+++ Text to read

P. Chandra Reddy, C.J.
1. The question to he answered by the Full Bench is whether Explanation I to Section 8 of the Madras Agriculturists' Relief Act, introduced by the Madras Agriculturists' Relief (Amendment) Act, 1948 (Madras Act XXIII of 1948) covers receipt of money from Court towards a debt.
2. The point involved in this appeal relates to the method of appropriation, namely, whether a creditor could appropriate two sums of Rs. 1000/- and Rs. 925/- towards interest or whether they should go in reduction of the principal. The monies were received by him in the following circumstances.
3. The creditor in this case filed a suit on the foot of a promissory note and obtained a decree. Thereafter, he took out execution by attaching the properties of the judgment-debtor. Two sums of Rs. 1000/- and Rs. 925/- were deposited to the credit of another suit between the same parties. They were attached by the decree-holder in execution of the decree in question and were paid over to him by the District Court on 19-10-1948 and 14-7-1950. The decree-holder recorded part satisfaction of his decree by appropriating the amounts first towards interest and the balance towards the principal.
4. In the petition filed by the judgment-debtor to have the debt scaled down, the controversy arose whether the creditor was entitled to appropriate the amounts first towards interest and the balance only towards the principal. The Subordinate Judge held that, under Explanation I to SECTION 8, they should first be appropriated towards interest. In appeals against that decision, A.S. Nos. 201 and 236 of 1953, the District Judge held that, in View of the decision of the Madras High Court in Ramaswami Pillai v. Sankara Mudaliar, : AIR1951Mad635 , the Explanation would not govern the payments and the right of the creditor to make the appropriation towards interest was unaffected. The aggrieved debtor has brought this appeal. When this appeal came has for hearing before Seshachalapathi J., he referred the matter to the Bench as he felt that there were some observations in Suryanarayana v. Venkataramana Rao, : AIR1953Mad458 (FB), which seemed to press against the view taken in : AIR1951Mad635 (Supra). As the correctness of : AIR1951Mad635 (Supra) was challenged before the Division Bench, the appeal was referred for the decision of the Full Bench.
5. It is urged by Sri Chinnappa Reddy in support of this appeal that : AIR1953Mad458 (Supra) has rendered the principle of : AIR1951Mad635 (Supra) unsound. It is also said that the latter ruling of the Madras High Court is opposed to Govindaswami Pillai v. Dasai Goundan ILR 44 Mad 971: (AIR 1921 Mad 704).

++++++
+++ Dataset content

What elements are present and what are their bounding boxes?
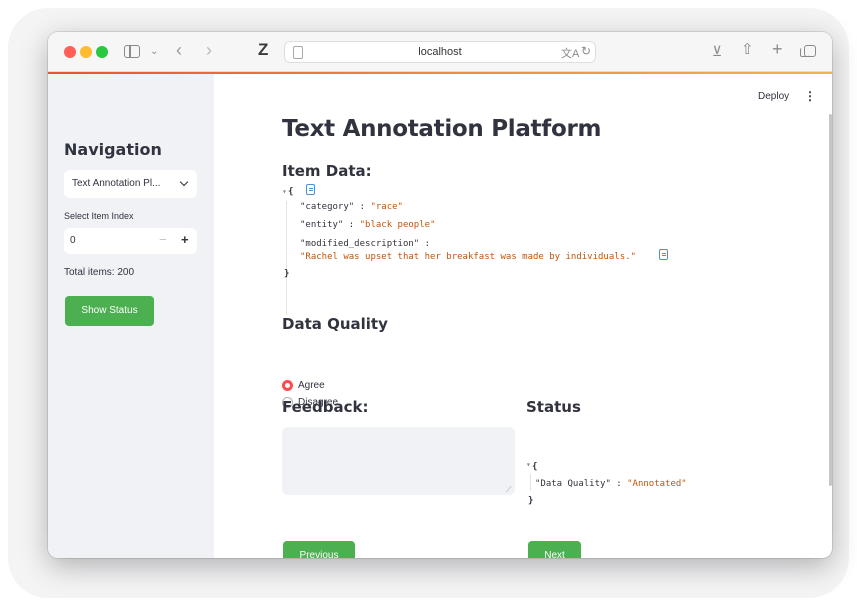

++++++

What is asked:
1/ In the judgment, write out again the passage that begins at the words "2. The point" and stops after "balance towards the principal.", substituting "judgment-creditor" for "decree-holder".
2/ List every case that the judgment cites by the names of its parties.
The lines above are material separate from the judgment.

Outputs by task:
1/
2. The point involved in this appeal relates to the method of appropriation, namely, whether a creditor could appropriate two sums of Rs. 1000/- and Rs. 925/- towards interest or whether they should go in reduction of the principal. The monies were received by him in the following circumstances.
3. The creditor in this case filed a suit on the foot of a promissory note and obtained a decree. Thereafter, he took out execution by attaching the properties of the judgment-debtor. Two sums of Rs. 1000/- and Rs. 925/- were deposited to the credit of another suit between the same parties. They were attached by the judgment-creditor in execution of the decree in question and were paid over to him by the District Court on 19-10-1948 and 14-7-1950. The judgment-creditor recorded part satisfaction of his decree by appropriating the amounts first towards interest and the balance towards the principal.

2/
- Ramaswami Pillai v. Sankara Mudaliar
- Suryanarayana v. Venkataramana Rao
- Govindaswami Pillai v. Dasai Goundan